▶ **Request**
List every distinct file named in the patch below, without the a/ or b/ prefixes.

▶ **Source**
>> START

From 98802d166215602a88988ae566259edf4f67efe8 Mon Sep 17 00:00:00 2001
From: Bruno Haible <bruno@clisp.org>
Date: Sat, 6 Jul 2019 00:43:01 +0200
Subject: [PATCH 3/5] xgethostname: Don't return an excessive memory
 allocation.

* lib/xgethostname.c (xgethostname): Shrink the hostname buffer before
returning it.
---
 ChangeLog          |  6 ++++++
 lib/xgethostname.c | 11 +++++++++++
 2 files changed, 17 insertions(+)

diff --git a/ChangeLog b/ChangeLog
index d091eb1..c8dd18a 100644
--- a/ChangeLog
+++ b/ChangeLog
@@ -1,5 +1,11 @@
 2019-07-05  Bruno Haible  <bruno@clisp.org>
 
+	xgethostname: Don't return an excessive memory allocation.
+	* lib/xgethostname.c (xgethostname): Shrink the hostname buffer before
+	returning it.
+
+2019-07-05  Bruno Haible  <bruno@clisp.org>
+
 	areadlinkat-with-size: Don't return an excessive memory allocation.
 	* lib/areadlinkat-with-size.c (areadlinkat_with_size): Shrink the buffer
 	before returning it.
diff --git a/lib/xgethostname.c b/lib/xgethostname.c
index eba34b8..4bcb00f 100644
--- a/lib/xgethostname.c
+++ b/lib/xgethostname.c
@@ -70,5 +70,16 @@ xgethostname (void)
         }
     }
 
+  /* Shrink HOSTNAME before returning it.  */
+  {
+    size_t actual_size = strlen (hostname) + 1;
+    if (actual_size < size)

>> END

▶ **Material provided**
>> START

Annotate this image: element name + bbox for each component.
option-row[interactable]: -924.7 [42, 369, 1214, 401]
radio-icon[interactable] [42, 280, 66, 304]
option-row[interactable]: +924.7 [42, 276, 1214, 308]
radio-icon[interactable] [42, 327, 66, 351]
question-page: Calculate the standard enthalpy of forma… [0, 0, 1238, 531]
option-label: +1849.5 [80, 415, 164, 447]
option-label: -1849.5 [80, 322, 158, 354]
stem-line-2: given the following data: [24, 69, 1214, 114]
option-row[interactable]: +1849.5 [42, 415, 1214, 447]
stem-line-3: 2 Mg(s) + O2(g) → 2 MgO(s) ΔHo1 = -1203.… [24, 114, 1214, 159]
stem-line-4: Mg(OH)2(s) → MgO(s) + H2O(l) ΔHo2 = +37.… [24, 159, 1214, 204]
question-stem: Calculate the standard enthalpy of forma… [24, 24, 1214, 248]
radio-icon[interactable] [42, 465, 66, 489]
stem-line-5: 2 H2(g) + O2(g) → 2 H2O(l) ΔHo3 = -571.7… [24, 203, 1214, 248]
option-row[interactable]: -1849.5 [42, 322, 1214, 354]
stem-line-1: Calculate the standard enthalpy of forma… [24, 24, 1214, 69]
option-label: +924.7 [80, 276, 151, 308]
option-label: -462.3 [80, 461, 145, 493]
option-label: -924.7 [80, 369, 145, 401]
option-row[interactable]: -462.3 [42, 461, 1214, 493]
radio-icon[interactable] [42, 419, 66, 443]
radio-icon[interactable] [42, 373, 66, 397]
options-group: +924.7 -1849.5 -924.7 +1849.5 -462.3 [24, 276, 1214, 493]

>> END

▶ **Full answer**
- ChangeLog
- lib/xgethostname.c
- lib/areadlinkat-with-size.c